» Records to process:
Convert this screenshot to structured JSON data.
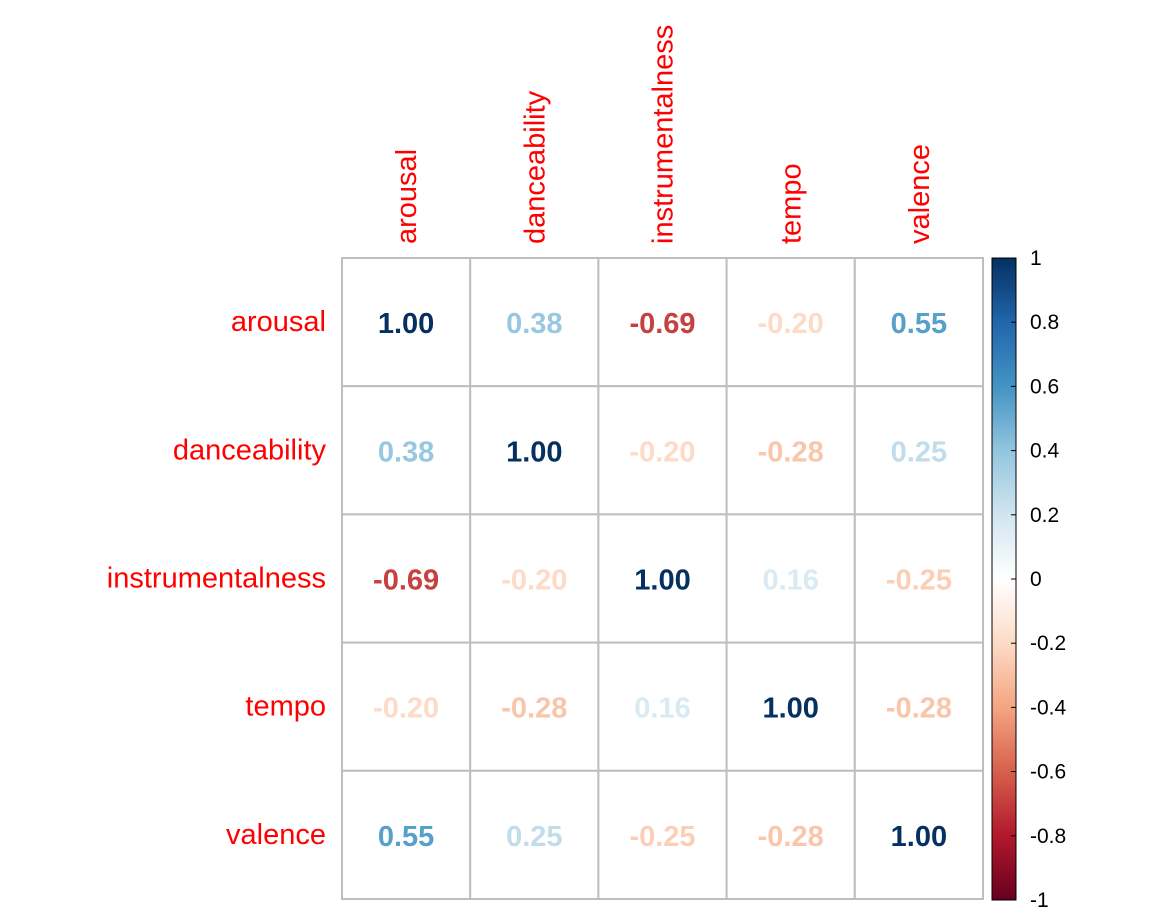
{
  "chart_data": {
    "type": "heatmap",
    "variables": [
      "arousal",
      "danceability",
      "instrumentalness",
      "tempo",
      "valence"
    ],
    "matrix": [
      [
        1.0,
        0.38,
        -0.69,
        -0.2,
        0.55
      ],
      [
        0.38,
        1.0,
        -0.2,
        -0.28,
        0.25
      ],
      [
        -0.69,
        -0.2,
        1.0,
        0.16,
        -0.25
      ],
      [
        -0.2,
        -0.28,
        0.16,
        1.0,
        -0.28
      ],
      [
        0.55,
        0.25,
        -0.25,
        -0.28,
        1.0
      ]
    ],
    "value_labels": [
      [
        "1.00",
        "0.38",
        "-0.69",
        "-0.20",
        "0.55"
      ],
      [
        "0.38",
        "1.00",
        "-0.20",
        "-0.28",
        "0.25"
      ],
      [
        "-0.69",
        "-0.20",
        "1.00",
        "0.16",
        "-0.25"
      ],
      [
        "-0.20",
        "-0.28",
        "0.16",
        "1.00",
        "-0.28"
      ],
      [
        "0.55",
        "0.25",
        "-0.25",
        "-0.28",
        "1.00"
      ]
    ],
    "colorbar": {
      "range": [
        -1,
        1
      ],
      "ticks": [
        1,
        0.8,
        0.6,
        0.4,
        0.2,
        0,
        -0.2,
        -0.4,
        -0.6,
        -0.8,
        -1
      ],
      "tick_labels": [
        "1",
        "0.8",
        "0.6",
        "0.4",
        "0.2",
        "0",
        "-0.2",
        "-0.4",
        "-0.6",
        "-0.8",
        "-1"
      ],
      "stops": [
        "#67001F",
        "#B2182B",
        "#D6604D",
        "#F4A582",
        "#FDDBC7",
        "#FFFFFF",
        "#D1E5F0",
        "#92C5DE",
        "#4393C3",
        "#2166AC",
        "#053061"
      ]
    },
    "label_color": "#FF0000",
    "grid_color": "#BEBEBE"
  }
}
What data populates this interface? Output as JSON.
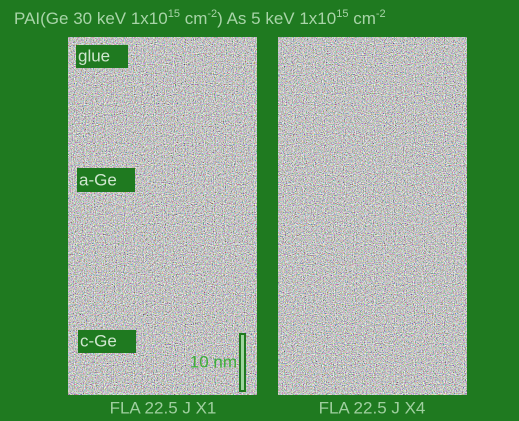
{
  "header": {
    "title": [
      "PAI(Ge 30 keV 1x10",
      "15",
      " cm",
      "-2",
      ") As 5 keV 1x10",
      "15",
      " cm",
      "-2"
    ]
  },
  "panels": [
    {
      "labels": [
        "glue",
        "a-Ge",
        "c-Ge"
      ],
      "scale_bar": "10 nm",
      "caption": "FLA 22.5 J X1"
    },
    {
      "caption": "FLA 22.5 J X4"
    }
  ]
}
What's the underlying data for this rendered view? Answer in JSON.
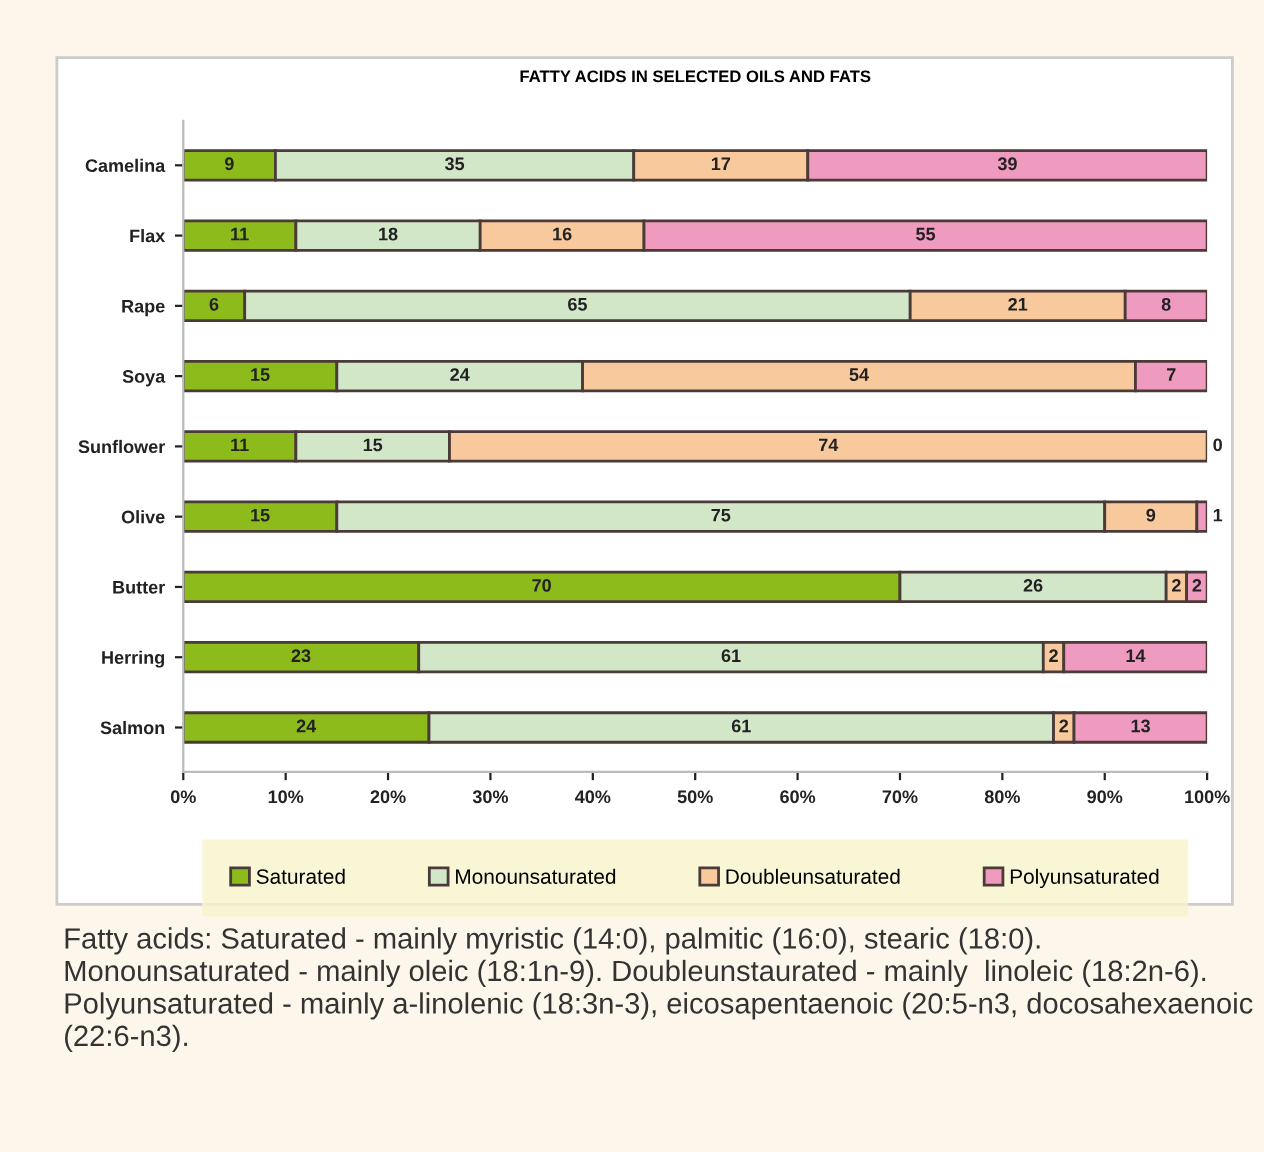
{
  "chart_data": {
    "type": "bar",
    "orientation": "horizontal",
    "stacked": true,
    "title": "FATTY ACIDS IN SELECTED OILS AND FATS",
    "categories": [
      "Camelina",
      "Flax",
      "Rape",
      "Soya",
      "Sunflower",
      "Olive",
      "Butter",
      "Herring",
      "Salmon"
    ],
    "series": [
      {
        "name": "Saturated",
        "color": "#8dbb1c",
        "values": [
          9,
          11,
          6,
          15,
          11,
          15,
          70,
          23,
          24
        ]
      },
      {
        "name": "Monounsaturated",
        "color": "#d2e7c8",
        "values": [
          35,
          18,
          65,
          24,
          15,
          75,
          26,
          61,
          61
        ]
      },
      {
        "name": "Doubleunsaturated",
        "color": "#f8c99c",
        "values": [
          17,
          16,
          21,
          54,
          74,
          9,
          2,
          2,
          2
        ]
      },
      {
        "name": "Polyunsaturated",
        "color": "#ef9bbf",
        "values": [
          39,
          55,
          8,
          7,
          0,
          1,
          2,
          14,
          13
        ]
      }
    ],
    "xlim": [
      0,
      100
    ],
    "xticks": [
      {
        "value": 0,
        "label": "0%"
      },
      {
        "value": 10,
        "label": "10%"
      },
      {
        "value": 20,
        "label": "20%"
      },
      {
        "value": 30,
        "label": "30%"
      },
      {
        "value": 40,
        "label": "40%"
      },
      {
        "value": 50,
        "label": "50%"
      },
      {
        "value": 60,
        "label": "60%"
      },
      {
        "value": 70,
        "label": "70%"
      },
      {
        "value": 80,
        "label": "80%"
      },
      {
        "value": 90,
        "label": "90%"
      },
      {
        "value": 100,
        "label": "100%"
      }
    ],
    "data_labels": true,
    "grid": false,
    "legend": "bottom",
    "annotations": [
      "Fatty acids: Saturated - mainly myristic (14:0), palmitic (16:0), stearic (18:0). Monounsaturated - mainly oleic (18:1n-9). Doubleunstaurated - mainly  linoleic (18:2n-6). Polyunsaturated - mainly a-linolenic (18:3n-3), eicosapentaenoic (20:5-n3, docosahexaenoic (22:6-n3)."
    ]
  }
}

» Work to complete:
Go through the listing above and quote it exactly, apart from its images.

» Answer for the task:
Convert this screenshot to structured JSON data.
{
  "chart_data": {
    "type": "heatmap",
    "variables": [
      "arousal",
      "danceability",
      "instrumentalness",
      "tempo",
      "valence"
    ],
    "matrix": [
      [
        1.0,
        0.38,
        -0.69,
        -0.2,
        0.55
      ],
      [
        0.38,
        1.0,
        -0.2,
        -0.28,
        0.25
      ],
      [
        -0.69,
        -0.2,
        1.0,
        0.16,
        -0.25
      ],
      [
        -0.2,
        -0.28,
        0.16,
        1.0,
        -0.28
      ],
      [
        0.55,
        0.25,
        -0.25,
        -0.28,
        1.0
      ]
    ],
    "value_labels": [
      [
        "1.00",
        "0.38",
        "-0.69",
        "-0.20",
        "0.55"
      ],
      [
        "0.38",
        "1.00",
        "-0.20",
        "-0.28",
        "0.25"
      ],
      [
        "-0.69",
        "-0.20",
        "1.00",
        "0.16",
        "-0.25"
      ],
      [
        "-0.20",
        "-0.28",
        "0.16",
        "1.00",
        "-0.28"
      ],
      [
        "0.55",
        "0.25",
        "-0.25",
        "-0.28",
        "1.00"
      ]
    ],
    "colorbar": {
      "range": [
        -1,
        1
      ],
      "ticks": [
        1,
        0.8,
        0.6,
        0.4,
        0.2,
        0,
        -0.2,
        -0.4,
        -0.6,
        -0.8,
        -1
      ],
      "tick_labels": [
        "1",
        "0.8",
        "0.6",
        "0.4",
        "0.2",
        "0",
        "-0.2",
        "-0.4",
        "-0.6",
        "-0.8",
        "-1"
      ],
      "stops": [
        "#67001F",
        "#B2182B",
        "#D6604D",
        "#F4A582",
        "#FDDBC7",
        "#FFFFFF",
        "#D1E5F0",
        "#92C5DE",
        "#4393C3",
        "#2166AC",
        "#053061"
      ]
    },
    "label_color": "#FF0000",
    "grid_color": "#BEBEBE"
  }
}
What data populates this interface? Output as JSON.
{
  "header": {
    "title": [
      "PAI(Ge 30 keV 1x10",
      "15",
      " cm",
      "-2",
      ") As 5 keV 1x10",
      "15",
      " cm",
      "-2"
    ]
  },
  "panels": [
    {
      "labels": [
        "glue",
        "a-Ge",
        "c-Ge"
      ],
      "scale_bar": "10 nm",
      "caption": "FLA 22.5 J X1"
    },
    {
      "caption": "FLA 22.5 J X4"
    }
  ]
}
What's the underlying data for this rendered view? Answer in JSON.
{
  "chart_data": {
    "type": "bar",
    "orientation": "horizontal",
    "stacked": true,
    "title": "FATTY ACIDS IN SELECTED OILS AND FATS",
    "categories": [
      "Camelina",
      "Flax",
      "Rape",
      "Soya",
      "Sunflower",
      "Olive",
      "Butter",
      "Herring",
      "Salmon"
    ],
    "series": [
      {
        "name": "Saturated",
        "color": "#8dbb1c",
        "values": [
          9,
          11,
          6,
          15,
          11,
          15,
          70,
          23,
          24
        ]
      },
      {
        "name": "Monounsaturated",
        "color": "#d2e7c8",
        "values": [
          35,
          18,
          65,
          24,
          15,
          75,
          26,
          61,
          61
        ]
      },
      {
        "name": "Doubleunsaturated",
        "color": "#f8c99c",
        "values": [
          17,
          16,
          21,
          54,
          74,
          9,
          2,
          2,
          2
        ]
      },
      {
        "name": "Polyunsaturated",
        "color": "#ef9bbf",
        "values": [
          39,
          55,
          8,
          7,
          0,
          1,
          2,
          14,
          13
        ]
      }
    ],
    "xlim": [
      0,
      100
    ],
    "xticks": [
      {
        "value": 0,
        "label": "0%"
      },
      {
        "value": 10,
        "label": "10%"
      },
      {
        "value": 20,
        "label": "20%"
      },
      {
        "value": 30,
        "label": "30%"
      },
      {
        "value": 40,
        "label": "40%"
      },
      {
        "value": 50,
        "label": "50%"
      },
      {
        "value": 60,
        "label": "60%"
      },
      {
        "value": 70,
        "label": "70%"
      },
      {
        "value": 80,
        "label": "80%"
      },
      {
        "value": 90,
        "label": "90%"
      },
      {
        "value": 100,
        "label": "100%"
      }
    ],
    "data_labels": true,
    "grid": false,
    "legend": "bottom",
    "annotations": [
      "Fatty acids: Saturated - mainly myristic (14:0), palmitic (16:0), stearic (18:0). Monounsaturated - mainly oleic (18:1n-9). Doubleunstaurated - mainly  linoleic (18:2n-6). Polyunsaturated - mainly a-linolenic (18:3n-3), eicosapentaenoic (20:5-n3, docosahexaenoic (22:6-n3)."
    ]
  }
}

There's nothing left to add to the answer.